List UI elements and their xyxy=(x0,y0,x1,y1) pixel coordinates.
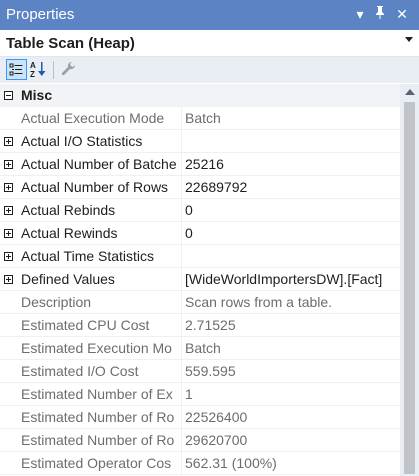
collapse-icon[interactable] xyxy=(4,91,13,100)
column-divider xyxy=(181,406,182,429)
column-divider xyxy=(181,383,182,406)
property-row[interactable]: Actual Time Statistics xyxy=(0,245,400,268)
object-selector[interactable]: Table Scan (Heap) xyxy=(0,30,419,57)
object-selector-value: Table Scan (Heap) xyxy=(6,35,135,52)
column-divider xyxy=(181,314,182,337)
expand-icon[interactable] xyxy=(4,229,13,238)
property-value: 2.71525 xyxy=(185,317,236,333)
window-title: Properties xyxy=(6,6,75,23)
property-name: Actual Execution Mode xyxy=(21,110,165,126)
toolbar-separator xyxy=(53,61,54,79)
property-value: Scan rows from a table. xyxy=(185,294,333,310)
property-name: Actual Rebinds xyxy=(21,202,116,218)
chevron-down-icon[interactable] xyxy=(405,37,413,42)
alphabetical-sort-icon[interactable]: A Z xyxy=(28,59,49,80)
column-divider xyxy=(181,429,182,452)
property-name: Estimated I/O Cost xyxy=(21,363,139,379)
svg-text:A: A xyxy=(30,61,36,70)
property-value: 1 xyxy=(185,386,193,402)
expand-icon[interactable] xyxy=(4,183,13,192)
wrench-icon[interactable] xyxy=(58,59,79,80)
property-name: Estimated Operator Cos xyxy=(21,455,172,471)
pin-icon[interactable] xyxy=(372,5,388,23)
property-row[interactable]: Estimated Number of Ro 22526400 xyxy=(0,406,400,429)
property-row[interactable]: Estimated Operator Cos 562.31 (100%) xyxy=(0,452,400,475)
property-name: Actual Rewinds xyxy=(21,225,118,241)
scrollbar-thumb[interactable] xyxy=(404,102,415,474)
property-name: Estimated Number of Ex xyxy=(21,386,173,402)
property-name: Estimated CPU Cost xyxy=(21,317,150,333)
scroll-up-icon[interactable] xyxy=(405,89,415,95)
expand-icon[interactable] xyxy=(4,137,13,146)
column-divider xyxy=(181,153,182,176)
close-icon[interactable]: ✕ xyxy=(394,5,410,23)
column-divider xyxy=(181,107,182,130)
property-name: Estimated Number of Ro xyxy=(21,432,175,448)
column-divider xyxy=(181,245,182,268)
property-grid: Misc Actual Execution Mode Batch Actual … xyxy=(0,84,419,476)
property-value: Batch xyxy=(185,110,221,126)
property-row[interactable]: Actual Rebinds 0 xyxy=(0,199,400,222)
property-row[interactable]: Description Scan rows from a table. xyxy=(0,291,400,314)
property-value: 29620700 xyxy=(185,432,248,448)
property-name: Description xyxy=(21,294,92,310)
properties-toolbar: A Z xyxy=(0,57,419,83)
property-value: 559.595 xyxy=(185,363,236,379)
column-divider xyxy=(181,268,182,291)
property-name: Estimated Execution Mo xyxy=(21,340,172,356)
property-row[interactable]: Actual I/O Statistics xyxy=(0,130,400,153)
window-dropdown-icon[interactable]: ▾ xyxy=(352,5,368,23)
property-name: Actual Time Statistics xyxy=(21,248,155,264)
property-value xyxy=(185,133,397,150)
properties-title-bar: Properties ▾ ✕ xyxy=(0,0,419,30)
property-row[interactable]: Estimated Number of Ro 29620700 xyxy=(0,429,400,452)
category-row-misc[interactable]: Misc xyxy=(0,84,400,107)
property-value: 22689792 xyxy=(185,179,248,195)
property-name: Defined Values xyxy=(21,271,115,287)
expand-icon[interactable] xyxy=(4,252,13,261)
property-value: 22526400 xyxy=(185,409,248,425)
property-name: Actual Number of Rows xyxy=(21,179,169,195)
property-row[interactable]: Actual Rewinds 0 xyxy=(0,222,400,245)
property-row[interactable]: Defined Values [WideWorldImportersDW].[F… xyxy=(0,268,400,291)
column-divider xyxy=(181,360,182,383)
expand-icon[interactable] xyxy=(4,206,13,215)
column-divider xyxy=(181,222,182,245)
vertical-scrollbar[interactable] xyxy=(400,84,419,476)
property-value: 25216 xyxy=(185,156,224,172)
column-divider xyxy=(181,176,182,199)
property-value: 562.31 (100%) xyxy=(185,455,277,471)
column-divider xyxy=(181,452,182,475)
column-divider xyxy=(181,291,182,314)
property-value xyxy=(185,248,397,265)
property-row[interactable]: Actual Execution Mode Batch xyxy=(0,107,400,130)
column-divider xyxy=(181,130,182,153)
property-row[interactable]: Actual Number of Batche 25216 xyxy=(0,153,400,176)
property-value: Batch xyxy=(185,340,221,356)
property-name: Actual Number of Batche xyxy=(21,156,177,172)
column-divider xyxy=(181,199,182,222)
property-row[interactable]: Estimated I/O Cost 559.595 xyxy=(0,360,400,383)
categorized-icon[interactable] xyxy=(6,59,27,80)
property-row[interactable]: Actual Number of Rows 22689792 xyxy=(0,176,400,199)
property-name: Estimated Number of Ro xyxy=(21,409,175,425)
property-value: 0 xyxy=(185,225,193,241)
svg-text:Z: Z xyxy=(30,70,35,79)
property-value: [WideWorldImportersDW].[Fact] xyxy=(185,271,383,287)
property-value: 0 xyxy=(185,202,193,218)
property-row[interactable]: Estimated Number of Ex 1 xyxy=(0,383,400,406)
expand-icon[interactable] xyxy=(4,275,13,284)
property-row[interactable]: Estimated CPU Cost 2.71525 xyxy=(0,314,400,337)
category-label: Misc xyxy=(21,87,53,103)
expand-icon[interactable] xyxy=(4,160,13,169)
property-name: Actual I/O Statistics xyxy=(21,133,143,149)
property-row[interactable]: Estimated Execution Mo Batch xyxy=(0,337,400,360)
column-divider xyxy=(181,337,182,360)
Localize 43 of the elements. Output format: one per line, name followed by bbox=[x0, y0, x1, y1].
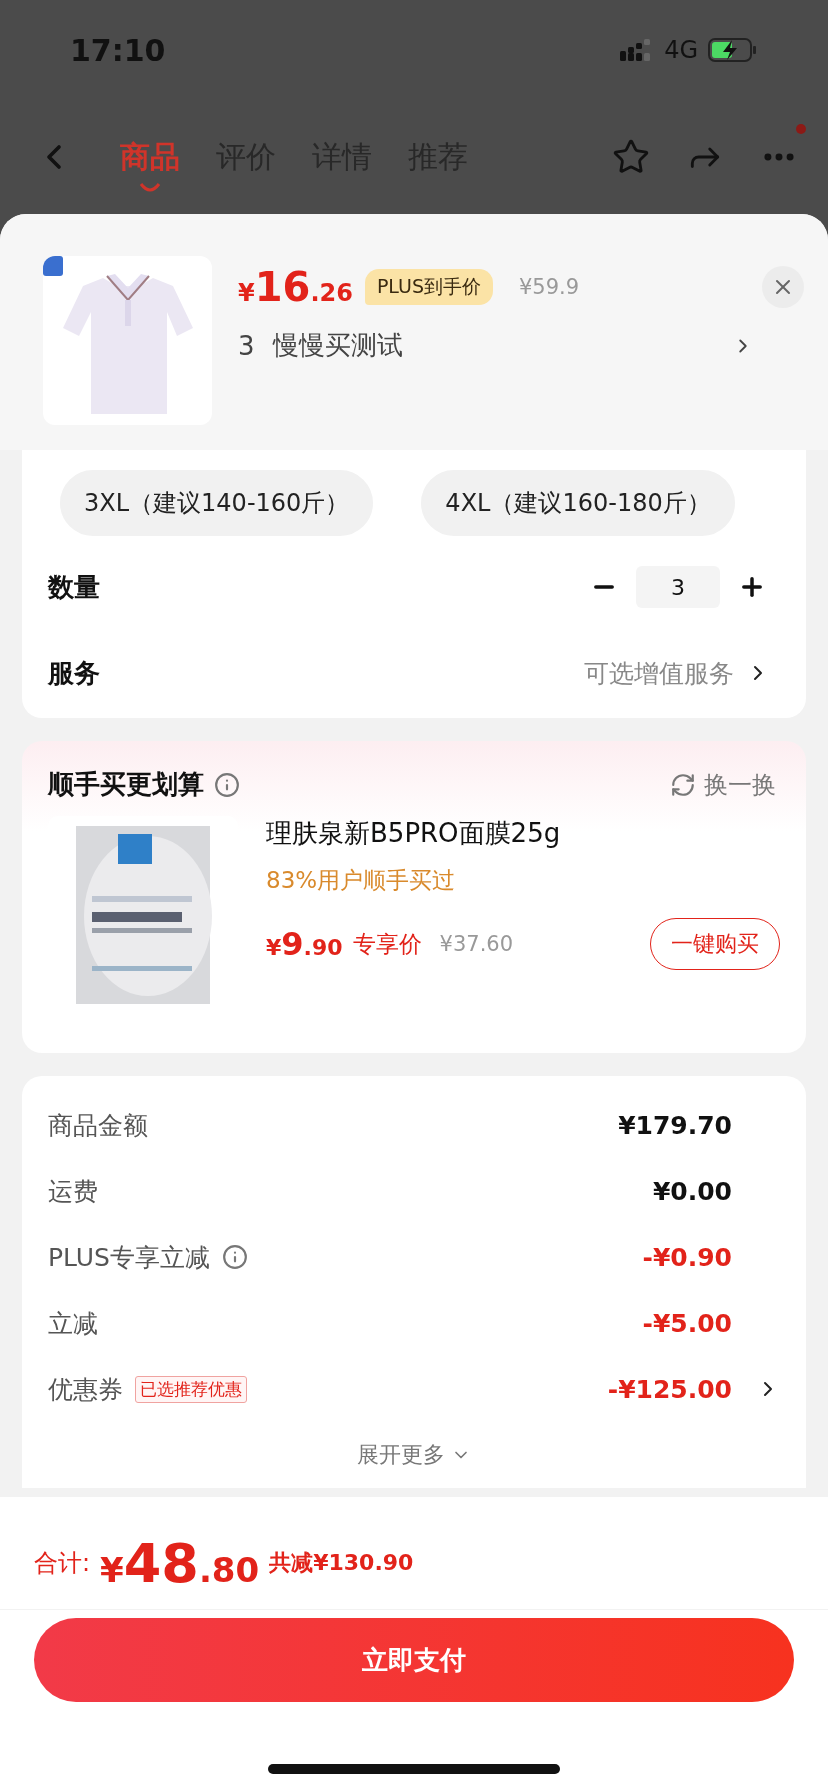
recommendation-title: 顺手买更划算 bbox=[48, 768, 204, 801]
summary-label: 商品金额 bbox=[48, 1109, 148, 1142]
network-label: 4G bbox=[664, 36, 698, 64]
total-price: ¥48.80 bbox=[100, 1531, 260, 1595]
buy-now-button[interactable]: 一键购买 bbox=[650, 918, 780, 970]
size-option[interactable]: 3XL（建议140-160斤） bbox=[60, 470, 374, 536]
quantity-label: 数量 bbox=[48, 570, 100, 604]
refresh-icon bbox=[670, 771, 696, 798]
recommended-price: ¥9.90 bbox=[266, 925, 343, 963]
total-saved: 共减¥130.90 bbox=[269, 1549, 414, 1577]
original-price: ¥59.9 bbox=[518, 275, 580, 299]
product-price: ¥16.26 bbox=[238, 264, 353, 310]
quantity-field[interactable]: 3 bbox=[636, 566, 720, 608]
recommended-product-name: 理肤泉新B5PRO面膜25g bbox=[266, 817, 562, 850]
star-icon[interactable] bbox=[612, 138, 650, 176]
original-price: ¥37.60 bbox=[439, 932, 514, 956]
price-tag: PLUS到手价 bbox=[364, 269, 493, 305]
info-icon[interactable] bbox=[214, 771, 240, 798]
summary-value: -¥5.00 bbox=[642, 1308, 732, 1338]
expand-more-button[interactable]: 展开更多 bbox=[351, 1422, 477, 1488]
summary-value: -¥125.00 bbox=[607, 1374, 732, 1404]
refresh-button[interactable]: 换一换 bbox=[670, 768, 780, 801]
summary-value: ¥0.00 bbox=[652, 1176, 732, 1206]
buyers-note: 83%用户顺手买过 bbox=[266, 866, 457, 895]
close-button[interactable] bbox=[762, 266, 804, 308]
total-label: 合计: bbox=[34, 1548, 91, 1579]
pay-now-button[interactable]: 立即支付 bbox=[34, 1618, 794, 1702]
status-time: 17:10 bbox=[70, 32, 166, 68]
size-option[interactable]: 4XL（建议160-180斤） bbox=[421, 470, 735, 536]
info-icon[interactable] bbox=[221, 1244, 248, 1270]
battery-charging-icon bbox=[708, 38, 758, 62]
summary-value: -¥0.90 bbox=[642, 1242, 732, 1272]
selected-spec[interactable]: 3 慢慢买测试 bbox=[238, 328, 804, 363]
summary-label: PLUS专享立减 bbox=[48, 1241, 210, 1274]
summary-value: ¥179.70 bbox=[618, 1110, 732, 1140]
smile-icon bbox=[139, 181, 161, 194]
coupon-tag: 已选推荐优惠 bbox=[135, 1375, 247, 1403]
service-link[interactable]: 可选增值服务 bbox=[584, 656, 770, 690]
summary-label: 立减 bbox=[48, 1307, 98, 1340]
price-tag: 专享价 bbox=[352, 928, 422, 960]
summary-label: 运费 bbox=[48, 1175, 98, 1208]
summary-label: 优惠券 bbox=[48, 1373, 123, 1406]
service-label: 服务 bbox=[48, 656, 100, 690]
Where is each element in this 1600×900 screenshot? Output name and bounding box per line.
- - -
**GOAL OF THE EXERCISE**. Quote the lines of the data verbatim, starting at the line containing "recommendation-title: 顺手买更划算 bbox=[48, 768, 204, 801]" and ending at the line containing "star-icon[interactable] bbox=[612, 138, 650, 176]", with both of those lines included.

**FINAL RESULT**.
recommendation-title: 顺手买更划算 bbox=[48, 768, 204, 801]
summary-label: 商品金额 bbox=[48, 1109, 148, 1142]
network-label: 4G bbox=[664, 36, 698, 64]
total-price: ¥48.80 bbox=[100, 1531, 260, 1595]
buy-now-button[interactable]: 一键购买 bbox=[650, 918, 780, 970]
size-option[interactable]: 3XL（建议140-160斤） bbox=[60, 470, 374, 536]
quantity-label: 数量 bbox=[48, 570, 100, 604]
refresh-icon bbox=[670, 771, 696, 798]
recommended-price: ¥9.90 bbox=[266, 925, 343, 963]
total-saved: 共减¥130.90 bbox=[269, 1549, 414, 1577]
original-price: ¥59.9 bbox=[518, 275, 580, 299]
product-price: ¥16.26 bbox=[238, 264, 353, 310]
quantity-field[interactable]: 3 bbox=[636, 566, 720, 608]
recommended-product-name: 理肤泉新B5PRO面膜25g bbox=[266, 817, 562, 850]
star-icon[interactable] bbox=[612, 138, 650, 176]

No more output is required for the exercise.